The task
Please return all lines from the records below that include the string "development".

[Document text records]
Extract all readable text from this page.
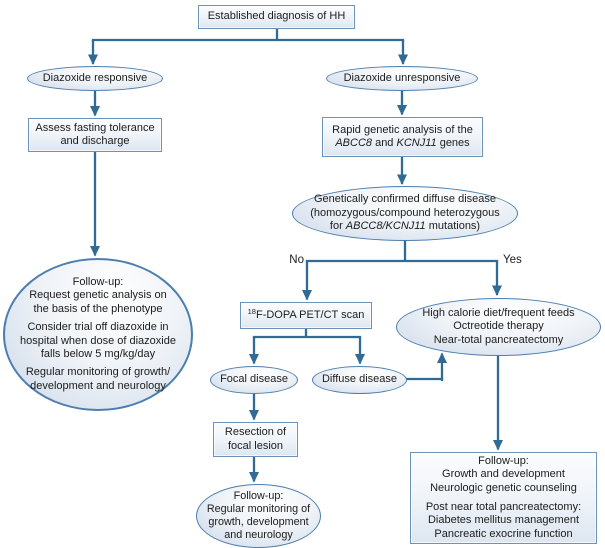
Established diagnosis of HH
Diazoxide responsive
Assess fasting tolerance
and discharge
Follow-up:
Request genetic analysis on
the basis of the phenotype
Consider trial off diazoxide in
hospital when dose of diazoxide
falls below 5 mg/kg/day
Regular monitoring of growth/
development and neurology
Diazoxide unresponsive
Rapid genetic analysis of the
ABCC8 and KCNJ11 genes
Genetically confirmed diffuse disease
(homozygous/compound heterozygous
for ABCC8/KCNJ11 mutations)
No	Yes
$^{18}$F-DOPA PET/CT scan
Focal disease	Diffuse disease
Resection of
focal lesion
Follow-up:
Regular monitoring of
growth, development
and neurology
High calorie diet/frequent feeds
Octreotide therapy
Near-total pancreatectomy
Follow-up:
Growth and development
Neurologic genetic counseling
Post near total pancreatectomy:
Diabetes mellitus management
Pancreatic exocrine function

Your solution
development and neurology
growth, development
Growth and development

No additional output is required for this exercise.